**GIVEN PROBLEM:**
All entries must be extracted exactly, with nothing added or dropped.

**THE INPUT:**
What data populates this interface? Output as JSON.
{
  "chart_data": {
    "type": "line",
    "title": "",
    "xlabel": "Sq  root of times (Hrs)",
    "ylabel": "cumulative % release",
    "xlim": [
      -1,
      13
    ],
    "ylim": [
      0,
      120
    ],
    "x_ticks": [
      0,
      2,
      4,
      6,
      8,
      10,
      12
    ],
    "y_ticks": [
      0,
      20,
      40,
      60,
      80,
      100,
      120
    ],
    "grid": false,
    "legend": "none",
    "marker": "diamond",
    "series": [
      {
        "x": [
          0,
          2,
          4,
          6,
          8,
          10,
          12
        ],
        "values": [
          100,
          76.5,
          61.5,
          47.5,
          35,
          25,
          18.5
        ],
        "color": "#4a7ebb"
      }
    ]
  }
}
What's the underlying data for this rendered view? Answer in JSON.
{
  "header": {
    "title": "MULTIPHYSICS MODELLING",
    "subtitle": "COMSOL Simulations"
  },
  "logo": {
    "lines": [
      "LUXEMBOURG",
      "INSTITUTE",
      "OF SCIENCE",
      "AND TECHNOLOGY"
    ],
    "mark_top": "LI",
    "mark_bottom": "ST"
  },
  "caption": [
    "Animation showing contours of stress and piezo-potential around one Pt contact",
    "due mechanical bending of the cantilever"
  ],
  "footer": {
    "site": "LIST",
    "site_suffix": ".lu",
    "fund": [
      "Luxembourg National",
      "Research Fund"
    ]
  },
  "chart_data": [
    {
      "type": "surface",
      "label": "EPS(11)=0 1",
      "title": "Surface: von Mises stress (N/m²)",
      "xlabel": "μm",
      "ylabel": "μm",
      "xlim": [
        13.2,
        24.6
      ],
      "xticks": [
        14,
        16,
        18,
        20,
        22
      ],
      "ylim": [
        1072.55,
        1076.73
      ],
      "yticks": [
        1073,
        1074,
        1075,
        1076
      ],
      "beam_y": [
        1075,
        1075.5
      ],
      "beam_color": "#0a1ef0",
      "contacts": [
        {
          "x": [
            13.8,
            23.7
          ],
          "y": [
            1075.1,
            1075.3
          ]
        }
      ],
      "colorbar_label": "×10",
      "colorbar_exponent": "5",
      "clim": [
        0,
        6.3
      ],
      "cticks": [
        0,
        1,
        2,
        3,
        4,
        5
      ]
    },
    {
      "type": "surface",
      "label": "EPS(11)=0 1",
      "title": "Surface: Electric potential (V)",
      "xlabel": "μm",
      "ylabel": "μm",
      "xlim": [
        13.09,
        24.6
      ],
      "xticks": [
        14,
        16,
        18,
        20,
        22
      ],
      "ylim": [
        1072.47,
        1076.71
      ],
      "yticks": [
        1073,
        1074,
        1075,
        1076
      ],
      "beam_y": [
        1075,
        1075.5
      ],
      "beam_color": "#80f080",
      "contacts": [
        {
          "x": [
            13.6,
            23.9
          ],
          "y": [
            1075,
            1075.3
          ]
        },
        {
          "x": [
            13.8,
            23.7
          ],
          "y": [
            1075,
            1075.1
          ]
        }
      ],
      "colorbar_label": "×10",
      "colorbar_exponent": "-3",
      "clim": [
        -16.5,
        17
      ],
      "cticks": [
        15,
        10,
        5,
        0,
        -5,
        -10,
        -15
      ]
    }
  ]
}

**RESPONSE TO THE EXERCISE:**
What data populates this interface? Output as JSON.
{
  "chart_data": {
    "type": "line",
    "title": "",
    "xlabel": "Sq  root of times (Hrs)",
    "ylabel": "cumulative % release",
    "xlim": [
      -1,
      13
    ],
    "ylim": [
      0,
      120
    ],
    "x_ticks": [
      0,
      2,
      4,
      6,
      8,
      10,
      12
    ],
    "y_ticks": [
      0,
      20,
      40,
      60,
      80,
      100,
      120
    ],
    "grid": false,
    "legend": "none",
    "marker": "diamond",
    "series": [
      {
        "x": [
          0,
          2,
          4,
          6,
          8,
          10,
          12
        ],
        "values": [
          100,
          76.5,
          61.5,
          47.5,
          35,
          25,
          18.5
        ],
        "color": "#4a7ebb"
      }
    ]
  }
}
What's the underlying data for this rendered view? Answer in JSON.
{
  "header": {
    "title": "MULTIPHYSICS MODELLING",
    "subtitle": "COMSOL Simulations"
  },
  "logo": {
    "lines": [
      "LUXEMBOURG",
      "INSTITUTE",
      "OF SCIENCE",
      "AND TECHNOLOGY"
    ],
    "mark_top": "LI",
    "mark_bottom": "ST"
  },
  "caption": [
    "Animation showing contours of stress and piezo-potential around one Pt contact",
    "due mechanical bending of the cantilever"
  ],
  "footer": {
    "site": "LIST",
    "site_suffix": ".lu",
    "fund": [
      "Luxembourg National",
      "Research Fund"
    ]
  },
  "chart_data": [
    {
      "type": "surface",
      "label": "EPS(11)=0 1",
      "title": "Surface: von Mises stress (N/m²)",
      "xlabel": "μm",
      "ylabel": "μm",
      "xlim": [
        13.2,
        24.6
      ],
      "xticks": [
        14,
        16,
        18,
        20,
        22
      ],
      "ylim": [
        1072.55,
        1076.73
      ],
      "yticks": [
        1073,
        1074,
        1075,
        1076
      ],
      "beam_y": [
        1075,
        1075.5
      ],
      "beam_color": "#0a1ef0",
      "contacts": [
        {
          "x": [
            13.8,
            23.7
          ],
          "y": [
            1075.1,
            1075.3
          ]
        }
      ],
      "colorbar_label": "×10",
      "colorbar_exponent": "5",
      "clim": [
        0,
        6.3
      ],
      "cticks": [
        0,
        1,
        2,
        3,
        4,
        5
      ]
    },
    {
      "type": "surface",
      "label": "EPS(11)=0 1",
      "title": "Surface: Electric potential (V)",
      "xlabel": "μm",
      "ylabel": "μm",
      "xlim": [
        13.09,
        24.6
      ],
      "xticks": [
        14,
        16,
        18,
        20,
        22
      ],
      "ylim": [
        1072.47,
        1076.71
      ],
      "yticks": [
        1073,
        1074,
        1075,
        1076
      ],
      "beam_y": [
        1075,
        1075.5
      ],
      "beam_color": "#80f080",
      "contacts": [
        {
          "x": [
            13.6,
            23.9
          ],
          "y": [
            1075,
            1075.3
          ]
        },
        {
          "x": [
            13.8,
            23.7
          ],
          "y": [
            1075,
            1075.1
          ]
        }
      ],
      "colorbar_label": "×10",
      "colorbar_exponent": "-3",
      "clim": [
        -16.5,
        17
      ],
      "cticks": [
        15,
        10,
        5,
        0,
        -5,
        -10,
        -15
      ]
    }
  ]
}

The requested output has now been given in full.